### Record excerpts ###
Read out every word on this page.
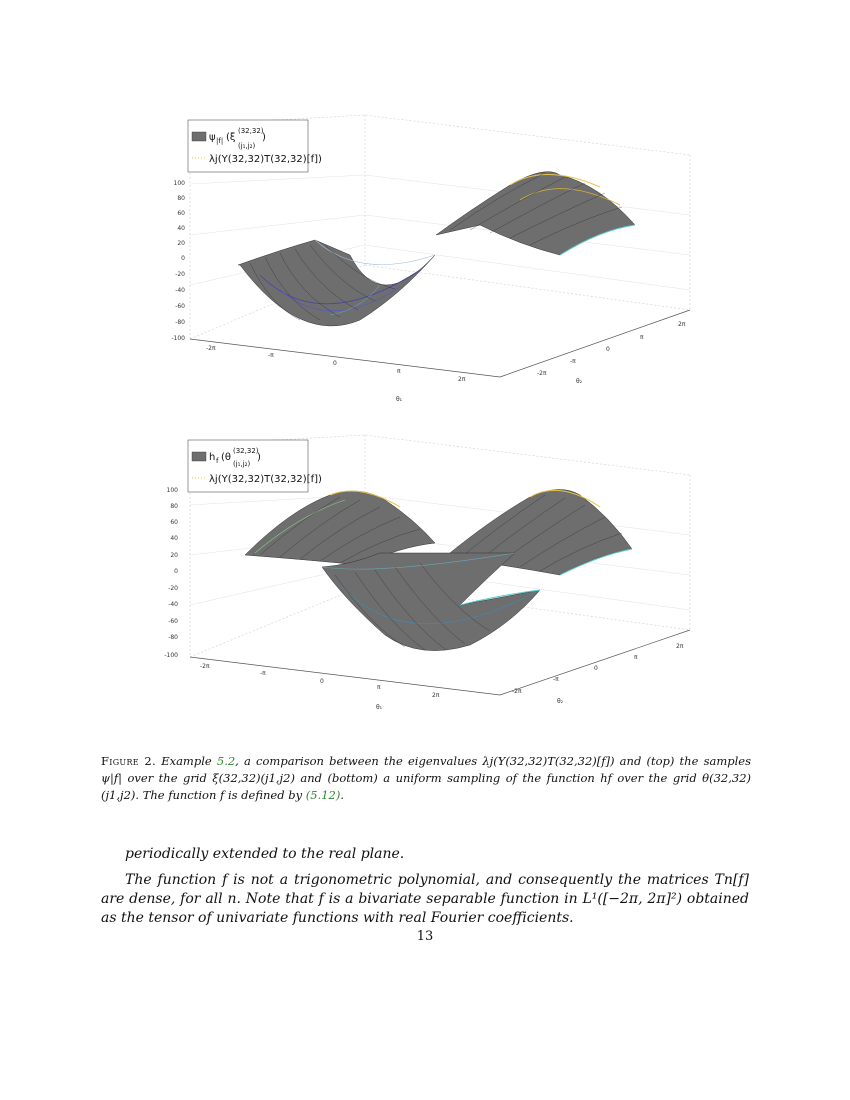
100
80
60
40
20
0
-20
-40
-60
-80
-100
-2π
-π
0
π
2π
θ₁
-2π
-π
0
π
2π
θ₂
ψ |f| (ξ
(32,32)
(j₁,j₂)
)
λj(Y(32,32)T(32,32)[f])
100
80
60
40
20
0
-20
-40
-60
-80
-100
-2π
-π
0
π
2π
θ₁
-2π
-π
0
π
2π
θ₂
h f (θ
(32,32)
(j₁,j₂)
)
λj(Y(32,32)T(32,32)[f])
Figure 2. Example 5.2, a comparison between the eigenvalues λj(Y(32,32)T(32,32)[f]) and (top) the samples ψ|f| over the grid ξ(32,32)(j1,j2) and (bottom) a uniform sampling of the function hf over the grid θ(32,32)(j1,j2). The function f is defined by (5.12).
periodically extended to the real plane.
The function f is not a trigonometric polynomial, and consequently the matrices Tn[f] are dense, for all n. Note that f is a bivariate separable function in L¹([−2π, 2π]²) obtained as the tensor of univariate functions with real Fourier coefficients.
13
###
### Record excerpts ###
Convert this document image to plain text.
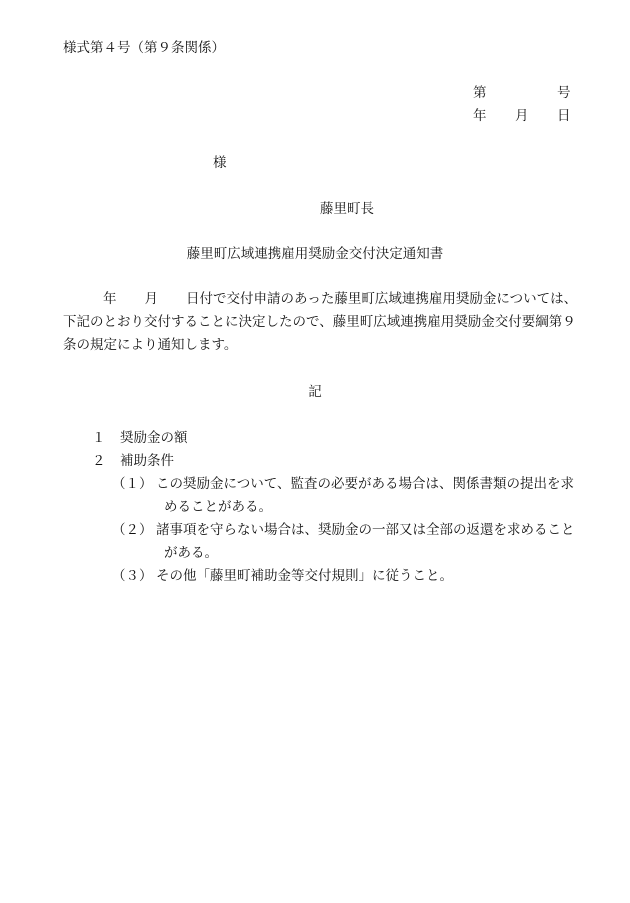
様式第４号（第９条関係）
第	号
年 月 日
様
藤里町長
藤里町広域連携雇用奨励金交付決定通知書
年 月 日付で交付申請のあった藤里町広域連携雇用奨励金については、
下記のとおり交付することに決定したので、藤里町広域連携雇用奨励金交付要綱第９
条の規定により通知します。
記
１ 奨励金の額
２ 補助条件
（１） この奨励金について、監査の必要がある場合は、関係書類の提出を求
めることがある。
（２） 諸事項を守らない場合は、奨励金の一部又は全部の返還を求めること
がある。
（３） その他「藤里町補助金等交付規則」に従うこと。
###
*Requirement*.
Find all lines holding the string "this" and copy them.

*Written solution*.
Read out every word on this page.
Convert this document image to plain text.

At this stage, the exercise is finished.